**Written request**
Show every line below where "title" can be found.

## Start Listing

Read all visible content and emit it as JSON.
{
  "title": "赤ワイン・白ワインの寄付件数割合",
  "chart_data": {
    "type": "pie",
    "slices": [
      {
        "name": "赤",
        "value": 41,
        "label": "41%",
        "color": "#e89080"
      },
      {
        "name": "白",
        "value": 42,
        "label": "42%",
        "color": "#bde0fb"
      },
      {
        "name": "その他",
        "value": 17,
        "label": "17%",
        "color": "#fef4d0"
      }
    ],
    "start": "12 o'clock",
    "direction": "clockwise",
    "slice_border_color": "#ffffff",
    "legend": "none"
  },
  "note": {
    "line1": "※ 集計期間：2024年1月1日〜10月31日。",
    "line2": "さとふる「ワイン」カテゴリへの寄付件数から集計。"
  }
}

## End Listing
## Start Listing

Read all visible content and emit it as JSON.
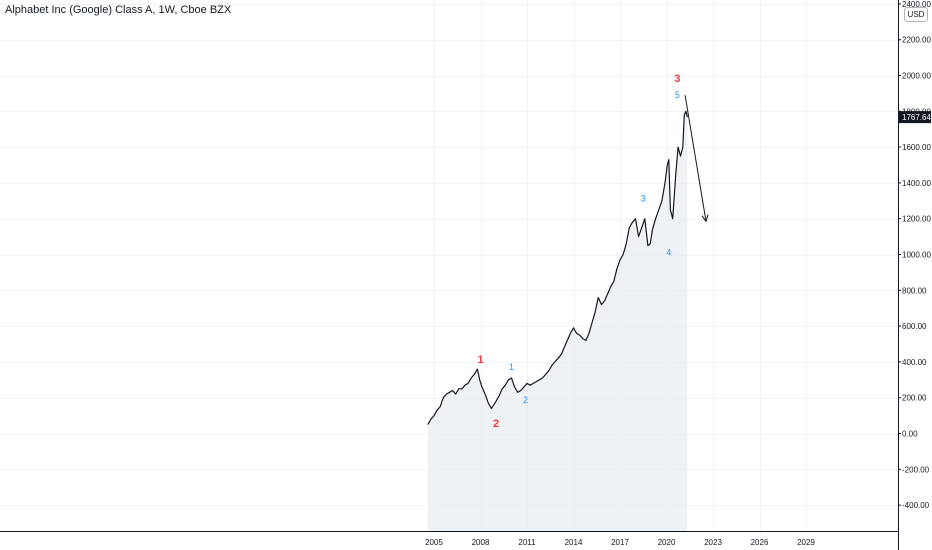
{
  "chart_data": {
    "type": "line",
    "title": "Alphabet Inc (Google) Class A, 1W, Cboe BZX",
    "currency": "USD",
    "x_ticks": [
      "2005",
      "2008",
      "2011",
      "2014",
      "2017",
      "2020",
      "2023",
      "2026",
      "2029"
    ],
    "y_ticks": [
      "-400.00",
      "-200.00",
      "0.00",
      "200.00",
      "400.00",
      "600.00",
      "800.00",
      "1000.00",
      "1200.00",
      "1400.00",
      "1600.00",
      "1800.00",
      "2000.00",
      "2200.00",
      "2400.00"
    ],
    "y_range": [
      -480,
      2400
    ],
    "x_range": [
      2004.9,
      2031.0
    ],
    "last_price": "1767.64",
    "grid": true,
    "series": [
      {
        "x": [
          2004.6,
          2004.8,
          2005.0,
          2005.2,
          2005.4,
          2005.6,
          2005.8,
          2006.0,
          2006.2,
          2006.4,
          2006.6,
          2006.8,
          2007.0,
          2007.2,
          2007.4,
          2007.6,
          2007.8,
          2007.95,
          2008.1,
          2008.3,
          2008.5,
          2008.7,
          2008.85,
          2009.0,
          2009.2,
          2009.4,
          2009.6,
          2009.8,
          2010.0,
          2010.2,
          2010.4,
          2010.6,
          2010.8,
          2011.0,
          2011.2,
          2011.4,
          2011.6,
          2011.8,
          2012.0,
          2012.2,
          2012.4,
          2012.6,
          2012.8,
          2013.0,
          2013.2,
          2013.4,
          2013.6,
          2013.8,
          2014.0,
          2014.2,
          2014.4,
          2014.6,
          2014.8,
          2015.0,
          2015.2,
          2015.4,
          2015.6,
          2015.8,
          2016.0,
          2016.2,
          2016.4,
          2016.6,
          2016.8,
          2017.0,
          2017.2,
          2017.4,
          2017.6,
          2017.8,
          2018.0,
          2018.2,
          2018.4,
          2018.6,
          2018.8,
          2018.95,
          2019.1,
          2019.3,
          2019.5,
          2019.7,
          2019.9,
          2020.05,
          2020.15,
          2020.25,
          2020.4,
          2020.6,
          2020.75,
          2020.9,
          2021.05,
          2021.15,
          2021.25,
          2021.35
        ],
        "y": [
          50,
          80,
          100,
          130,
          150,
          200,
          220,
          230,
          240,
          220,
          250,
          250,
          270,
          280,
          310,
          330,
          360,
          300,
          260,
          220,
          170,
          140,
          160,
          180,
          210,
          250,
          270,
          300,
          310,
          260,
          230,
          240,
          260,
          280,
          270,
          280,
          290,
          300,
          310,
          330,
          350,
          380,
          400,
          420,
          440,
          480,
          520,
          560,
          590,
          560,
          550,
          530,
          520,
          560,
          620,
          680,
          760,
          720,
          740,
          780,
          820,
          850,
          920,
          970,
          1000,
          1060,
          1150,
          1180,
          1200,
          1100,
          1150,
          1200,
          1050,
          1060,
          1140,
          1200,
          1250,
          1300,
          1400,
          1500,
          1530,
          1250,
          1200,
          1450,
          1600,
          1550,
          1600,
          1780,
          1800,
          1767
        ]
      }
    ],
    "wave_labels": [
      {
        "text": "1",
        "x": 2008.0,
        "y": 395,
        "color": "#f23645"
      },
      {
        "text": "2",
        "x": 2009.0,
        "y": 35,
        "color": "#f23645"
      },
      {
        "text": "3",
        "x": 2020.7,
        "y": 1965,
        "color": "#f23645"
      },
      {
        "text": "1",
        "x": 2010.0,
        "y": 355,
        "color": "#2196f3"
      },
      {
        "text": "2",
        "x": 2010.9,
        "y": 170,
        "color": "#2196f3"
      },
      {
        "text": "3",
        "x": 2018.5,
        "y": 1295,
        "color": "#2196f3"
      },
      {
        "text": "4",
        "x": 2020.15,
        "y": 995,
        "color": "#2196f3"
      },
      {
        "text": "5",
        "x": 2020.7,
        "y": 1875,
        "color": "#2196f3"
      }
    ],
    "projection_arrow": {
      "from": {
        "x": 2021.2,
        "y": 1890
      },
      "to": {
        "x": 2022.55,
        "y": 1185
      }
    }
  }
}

## End Listing

**Reply to the exercise**
  "title": "赤ワイン・白ワインの寄付件数割合",
    "title": "Alphabet Inc (Google) Class A, 1W, Cboe BZX",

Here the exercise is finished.